ARBEITSAUFTRAG 1 | Gib aus dem Text über das Pokalfinale die Passage, beginnend mit "Sportlich gesehen führt" und weiter bis einschließlich "der sportlichen Leistungsfähigkeit.", erneut wieder und tausche dabei "Endspiel" gegen "Finale" aus.
ARBEITSAUFTRAG 2 | Auf welchem Tabellenplatz der Regionalliga Ost steht der ESV Lok Pirna laut dem Text über das Pokalfinale derzeit?
ARBEITSAUFTRAG 3 | Führe den Text über das Pokalfinale zwischen Dresden und Pirna im Anschluss an seinen letzten Satz weiter.

TEXTABSCHNITT |
▼
Dresden beim Pokalfinale in der Außenseiterrolle

Sportlich gesehen führt das Pokalfinale die Mannschaften zusammen, die beim Beginn des HVS-Pokals als die Favoriten auf das Endspiel galten. In diesem Sinne ist die Paarung HC Elbflorenz gegen ESV Lok Pirna in der Stadtsporthalle in Döbeln die logische Konsequenz der sportlichen Leistungsfähigkeit.

Der Regionalligist aus Pirna steht derzeit mit 29:21 Punkten auf dem 8. Tabellenplatz der Regionalliga Ost. Für die Verantwortlichen bei der Lok sicher derzeit zu wenig. Indiz dafür war schon früh die Trainerentlassung von Fritz Zenk. Danach übernahm Petr Hazl die Mannschaft. Das Ziel in Pirna heißt auch mit ihm mittelfristig Aufstieg in die 2. Bundesliga. So sollte es im Blick auf solch ein Ziel in dieser Saison für die ESV-Macher sicher schon ein Medaillenplatz sein. Zumal man im letzten Jahr Platz 4 belegte und sich zusätzlich verstärkt hatte. Mit einer eventuellen Heimniederlage im nächsten Spiel gegen den LVB Leipzig geht man jedoch sogar Gefahr die Messestädter als Aufsteiger bis zum Ende der Saison an sich vorbeiziehen zu lassen. Zumal diese gerade einen Lauf haben. Dabei hat die Mannschaft aus Pirna auch einigen Mannschaften in der Regionalliga etwas entscheidendes voraus, denn die Mannschaft besteht zum Teil aus Profis, welche auch dementsprechend trainieren. Boucek, Percin, Milicevic, Delinac, Martinc, Dragicevic, Skusek und Rodriguez, diese Namen stehen für den internationalen Charakter des 13-Kaders von Trainer Petr Hazl und diese Namen bürgen gleichzeitig für die Qualität der Mannschaft. Dazu kommen Spieler wie Torhüter Jan Gratwohl und der auf beiden Halbpositionen einsetzbare Torsten Schneider. Wenn man alle genannten Eckpunkte noch einmal Revue passieren lässt, ist klar, der ESV Lok Pirna ist klarer Favorit im Pokalfinale. Jenes entspricht den Ansprüchen des ESV Lok Pirna und so wird man dies in Pirna kaum anders sehen. Auf die Dresdner wartet also der mit Abstand stärkste Gegner der bisherigen Spielzeit.
▲
DATENSATZ |
▼
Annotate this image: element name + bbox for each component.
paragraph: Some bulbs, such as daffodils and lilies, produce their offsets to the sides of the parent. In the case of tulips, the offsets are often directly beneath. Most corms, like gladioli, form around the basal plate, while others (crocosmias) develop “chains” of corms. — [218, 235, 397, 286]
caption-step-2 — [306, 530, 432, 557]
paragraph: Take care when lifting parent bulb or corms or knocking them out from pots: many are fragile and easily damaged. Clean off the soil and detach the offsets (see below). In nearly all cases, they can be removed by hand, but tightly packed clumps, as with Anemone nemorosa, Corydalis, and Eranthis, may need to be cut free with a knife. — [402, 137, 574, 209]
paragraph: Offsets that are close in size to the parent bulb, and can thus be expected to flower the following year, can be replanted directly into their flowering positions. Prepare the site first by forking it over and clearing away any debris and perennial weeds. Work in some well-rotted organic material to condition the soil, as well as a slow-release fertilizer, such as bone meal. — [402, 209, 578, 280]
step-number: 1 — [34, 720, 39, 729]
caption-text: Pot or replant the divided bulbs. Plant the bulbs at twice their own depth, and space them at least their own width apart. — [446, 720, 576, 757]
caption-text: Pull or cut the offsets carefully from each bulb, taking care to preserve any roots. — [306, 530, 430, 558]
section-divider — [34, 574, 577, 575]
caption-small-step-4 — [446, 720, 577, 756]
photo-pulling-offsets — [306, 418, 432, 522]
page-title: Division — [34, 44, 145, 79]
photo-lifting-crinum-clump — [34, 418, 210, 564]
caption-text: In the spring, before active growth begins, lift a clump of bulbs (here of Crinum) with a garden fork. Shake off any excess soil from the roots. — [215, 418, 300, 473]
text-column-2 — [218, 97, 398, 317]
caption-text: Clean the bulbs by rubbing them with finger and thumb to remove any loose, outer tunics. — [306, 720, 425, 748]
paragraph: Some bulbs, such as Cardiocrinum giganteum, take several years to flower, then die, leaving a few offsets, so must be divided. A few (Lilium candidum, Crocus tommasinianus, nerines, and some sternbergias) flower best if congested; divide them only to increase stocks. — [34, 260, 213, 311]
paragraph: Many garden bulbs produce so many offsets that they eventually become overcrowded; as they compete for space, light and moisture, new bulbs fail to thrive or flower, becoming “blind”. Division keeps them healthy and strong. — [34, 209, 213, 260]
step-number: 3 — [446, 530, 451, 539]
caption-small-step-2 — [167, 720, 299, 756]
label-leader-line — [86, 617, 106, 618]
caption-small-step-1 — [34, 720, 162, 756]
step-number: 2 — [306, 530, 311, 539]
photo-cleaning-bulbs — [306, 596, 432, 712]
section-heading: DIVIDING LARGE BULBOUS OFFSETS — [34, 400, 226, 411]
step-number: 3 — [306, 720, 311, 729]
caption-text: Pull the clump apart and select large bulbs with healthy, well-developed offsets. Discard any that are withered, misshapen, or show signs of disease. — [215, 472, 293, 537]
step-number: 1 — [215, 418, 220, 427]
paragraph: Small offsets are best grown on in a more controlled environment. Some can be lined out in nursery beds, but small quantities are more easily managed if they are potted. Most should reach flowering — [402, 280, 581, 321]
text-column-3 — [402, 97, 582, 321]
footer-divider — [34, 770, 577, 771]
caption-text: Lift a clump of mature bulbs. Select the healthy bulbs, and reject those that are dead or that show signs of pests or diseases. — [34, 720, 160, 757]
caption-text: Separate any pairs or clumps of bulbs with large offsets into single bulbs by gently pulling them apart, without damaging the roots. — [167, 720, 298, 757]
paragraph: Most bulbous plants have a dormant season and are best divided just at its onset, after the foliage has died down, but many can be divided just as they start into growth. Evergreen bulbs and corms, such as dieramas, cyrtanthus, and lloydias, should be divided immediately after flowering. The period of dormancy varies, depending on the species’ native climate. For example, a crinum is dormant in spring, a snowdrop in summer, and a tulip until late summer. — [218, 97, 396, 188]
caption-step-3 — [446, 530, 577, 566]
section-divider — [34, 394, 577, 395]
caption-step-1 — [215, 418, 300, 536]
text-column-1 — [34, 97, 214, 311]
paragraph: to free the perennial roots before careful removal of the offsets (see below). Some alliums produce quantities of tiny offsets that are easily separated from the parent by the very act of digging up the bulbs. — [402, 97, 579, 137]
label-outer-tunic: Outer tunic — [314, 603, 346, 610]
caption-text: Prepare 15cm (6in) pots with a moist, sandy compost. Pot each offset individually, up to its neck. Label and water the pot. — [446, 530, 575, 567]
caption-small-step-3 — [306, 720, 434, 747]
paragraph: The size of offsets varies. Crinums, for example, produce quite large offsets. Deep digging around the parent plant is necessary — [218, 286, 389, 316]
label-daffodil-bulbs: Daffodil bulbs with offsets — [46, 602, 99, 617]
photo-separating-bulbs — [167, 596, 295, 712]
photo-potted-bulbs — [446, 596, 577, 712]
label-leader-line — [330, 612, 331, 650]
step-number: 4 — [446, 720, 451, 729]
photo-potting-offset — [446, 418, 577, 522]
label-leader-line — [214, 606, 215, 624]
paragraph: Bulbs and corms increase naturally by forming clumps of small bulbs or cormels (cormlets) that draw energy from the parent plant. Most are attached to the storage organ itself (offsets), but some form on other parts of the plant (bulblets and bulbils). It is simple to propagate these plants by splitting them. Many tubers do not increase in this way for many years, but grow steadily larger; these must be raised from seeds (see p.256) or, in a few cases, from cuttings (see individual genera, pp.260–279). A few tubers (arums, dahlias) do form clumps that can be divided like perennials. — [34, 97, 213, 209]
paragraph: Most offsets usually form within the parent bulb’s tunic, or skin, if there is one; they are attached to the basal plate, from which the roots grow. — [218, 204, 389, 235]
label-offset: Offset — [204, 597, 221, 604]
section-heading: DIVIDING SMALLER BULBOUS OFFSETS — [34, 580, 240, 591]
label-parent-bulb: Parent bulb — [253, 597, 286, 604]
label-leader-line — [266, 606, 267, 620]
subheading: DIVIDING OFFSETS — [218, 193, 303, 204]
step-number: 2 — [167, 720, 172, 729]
▲
ANTWORT ZUR AUFGABE 1 |
Sportlich gesehen führt das Pokalfinale die Mannschaften zusammen, die beim Beginn des HVS-Pokals als die Favoriten auf das Finale galten. In diesem Sinne ist die Paarung HC Elbflorenz gegen ESV Lok Pirna in der Stadtsporthalle in Döbeln die logische Konsequenz der sportlichen Leistungsfähigkeit.

ANTWORT ZUR AUFGABE 2 | Auf dem 8. Tabellenplatz.

ANTWORT ZUR AUFGABE 3 |
Die Dresdner haben es diesmal einfacher, denn sie sind in der Außenseiterrolle. Für die Mannen von Holger Winselmann angesichts der Situation in der Oberliga Mitteldeutschland, mal was ganz anderes. Aus dieser Position heraus lässt es sich etwas gelassener agieren. Etwas gelassen muss man anhand der etwas angespannten Personalsituation bei den Landeshauptstädtern auch sein. Es droht der Ausfall von Leistungsträger und im Blick darauf, dass die Liga absolute Priorität hat, werden die Verantwortlichen auch keinen Spieler im Pokalfinale verheizen. Nichtsdestotrotz wird man natürlich versuchen den Favoriten ein wenig zu ärgern. Trainiert haben die Dresdner in dieser Woche ganz normal und das den personellen Umständen entsprechend wirklich gut. Der HC freut sich auf sein 2. Sachsenpokalfinale. Die Mannschaft geht von einem stimmungsvollen Finale aus, in welchem sie sicher durch einen lautstarken Dresdner Fanblock unterstüzt wird. Wir freuen uns darauf!